INSTRUCTIONS FOR THE TASK: Gather the lines from the material that contain "comes".

[Start of DATASET]

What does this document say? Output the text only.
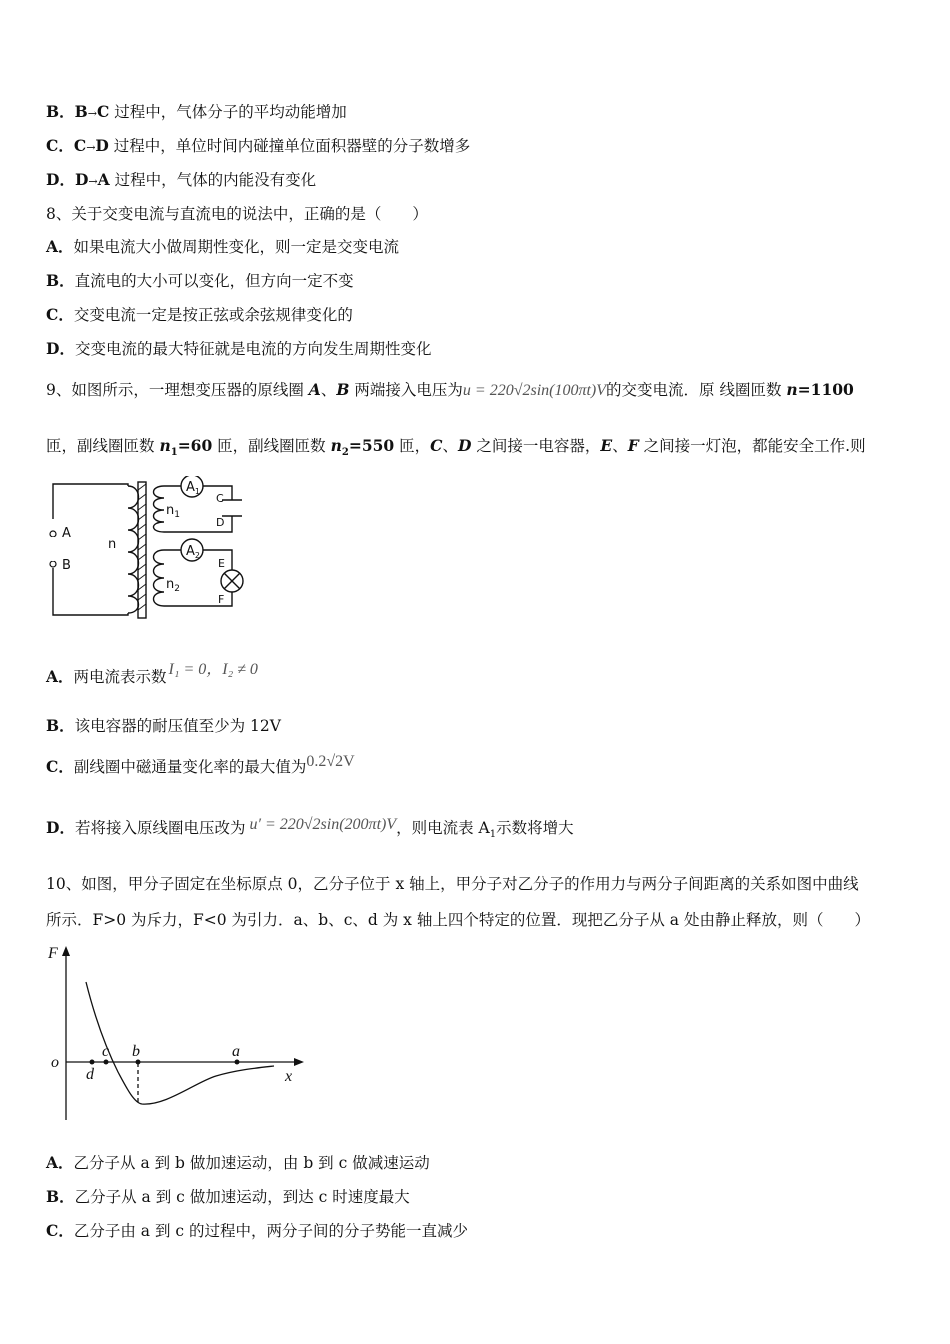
B．B→C 过程中，气体分子的平均动能增加
C．C→D 过程中，单位时间内碰撞单位面积器壁的分子数增多
D．D→A 过程中，气体的内能没有变化
8、关于交变电流与直流电的说法中，正确的是（　　）
A．如果电流大小做周期性变化，则一定是交变电流
B．直流电的大小可以变化，但方向一定不变
C．交变电流一定是按正弦或余弦规律变化的
D．交变电流的最大特征就是电流的方向发生周期性变化
9、如图所示，一理想变压器的原线圈 A、B 两端接入电压为u = 220√2sin(100πt)V的交变电流．原 线圈匝数 n=1100
匝，副线圈匝数 $n_1=60$ 匝，副线圈匝数 $n_2=550$ 匝，C、D 之间接一电容器，E、F 之间接一灯泡，都能安全工作.则
A
B
n
$n_1$
$n_2$
$A_1$
$A_2$
C
D
E
F
A．两电流表示数 I₁ = 0，I₂ ≠ 0
B．该电容器的耐压值至少为 12V
C．副线圈中磁通量变化率的最大值为0.2√2V
D．若将接入原线圈电压改为 u′ = 220√2sin(200πt)V，则电流表 $A_1$示数将增大
10、如图，甲分子固定在坐标原点 0，乙分子位于 x 轴上，甲分子对乙分子的作用力与两分子间距离的关系如图中曲线
所示．F>0 为斥力，F<0 为引力．a、b、c、d 为 x 轴上四个特定的位置．现把乙分子从 a 处由静止释放，则（　　）
F
o
x
a
b
c
d
A．乙分子从 a 到 b 做加速运动，由 b 到 c 做减速运动
B．乙分子从 a 到 c 做加速运动，到达 c 时速度最大
C．乙分子由 a 到 c 的过程中，两分子间的分子势能一直减少
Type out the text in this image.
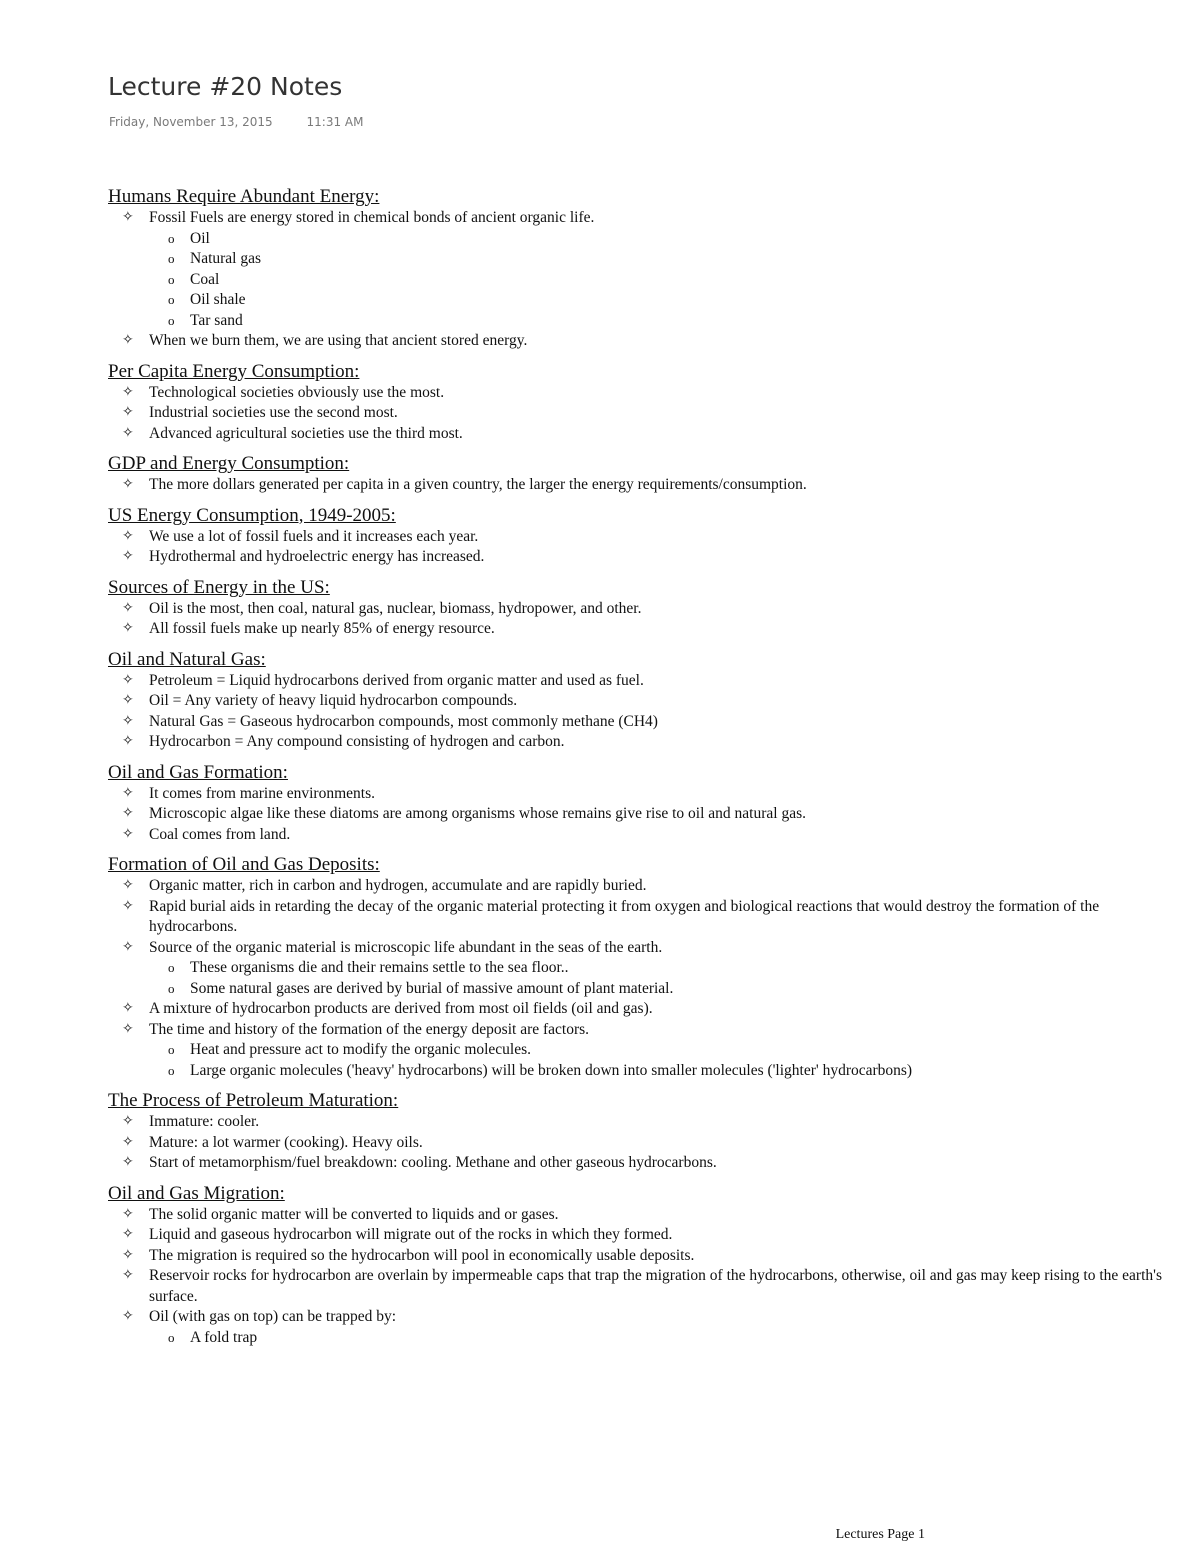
Lecture #20 Notes
Friday, November 13, 2015	11:31 AM
Humans Require Abundant Energy:
✧ Fossil Fuels are energy stored in chemical bonds of ancient organic life.
o Oil
o Natural gas
o Coal
o Oil shale
o Tar sand
✧ When we burn them, we are using that ancient stored energy.
Per Capita Energy Consumption:
✧ Technological societies obviously use the most.
✧ Industrial societies use the second most.
✧ Advanced agricultural societies use the third most.
GDP and Energy Consumption:
✧ The more dollars generated per capita in a given country, the larger the energy requirements/consumption.
US Energy Consumption, 1949-2005:
✧ We use a lot of fossil fuels and it increases each year.
✧ Hydrothermal and hydroelectric energy has increased.
Sources of Energy in the US:
✧ Oil is the most, then coal, natural gas, nuclear, biomass, hydropower, and other.
✧ All fossil fuels make up nearly 85% of energy resource.
Oil and Natural Gas:
✧ Petroleum = Liquid hydrocarbons derived from organic matter and used as fuel.
✧ Oil = Any variety of heavy liquid hydrocarbon compounds.
✧ Natural Gas = Gaseous hydrocarbon compounds, most commonly methane (CH4)
✧ Hydrocarbon = Any compound consisting of hydrogen and carbon.
Oil and Gas Formation:
✧ It comes from marine environments.
✧ Microscopic algae like these diatoms are among organisms whose remains give rise to oil and natural gas.
✧ Coal comes from land.
Formation of Oil and Gas Deposits:
✧ Organic matter, rich in carbon and hydrogen, accumulate and are rapidly buried.
✧ Rapid burial aids in retarding the decay of the organic material protecting it from oxygen and biological reactions that would destroy the formation of the hydrocarbons.
✧ Source of the organic material is microscopic life abundant in the seas of the earth.
o These organisms die and their remains settle to the sea floor..
o Some natural gases are derived by burial of massive amount of plant material.
✧ A mixture of hydrocarbon products are derived from most oil fields (oil and gas).
✧ The time and history of the formation of the energy deposit are factors.
o Heat and pressure act to modify the organic molecules.
o Large organic molecules ('heavy' hydrocarbons) will be broken down into smaller molecules ('lighter' hydrocarbons)
The Process of Petroleum Maturation:
✧ Immature: cooler.
✧ Mature: a lot warmer (cooking). Heavy oils.
✧ Start of metamorphism/fuel breakdown: cooling. Methane and other gaseous hydrocarbons.
Oil and Gas Migration:
✧ The solid organic matter will be converted to liquids and or gases.
✧ Liquid and gaseous hydrocarbon will migrate out of the rocks in which they formed.
✧ The migration is required so the hydrocarbon will pool in economically usable deposits.
✧ Reservoir rocks for hydrocarbon are overlain by impermeable caps that trap the migration of the hydrocarbons, otherwise, oil and gas may keep rising to the earth's surface.
✧ Oil (with gas on top) can be trapped by:
o A fold trap
Lectures Page 1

[End of DATASET]

ANSWER TO THE TASK:
✧ It comes from marine environments.
✧ Coal comes from land.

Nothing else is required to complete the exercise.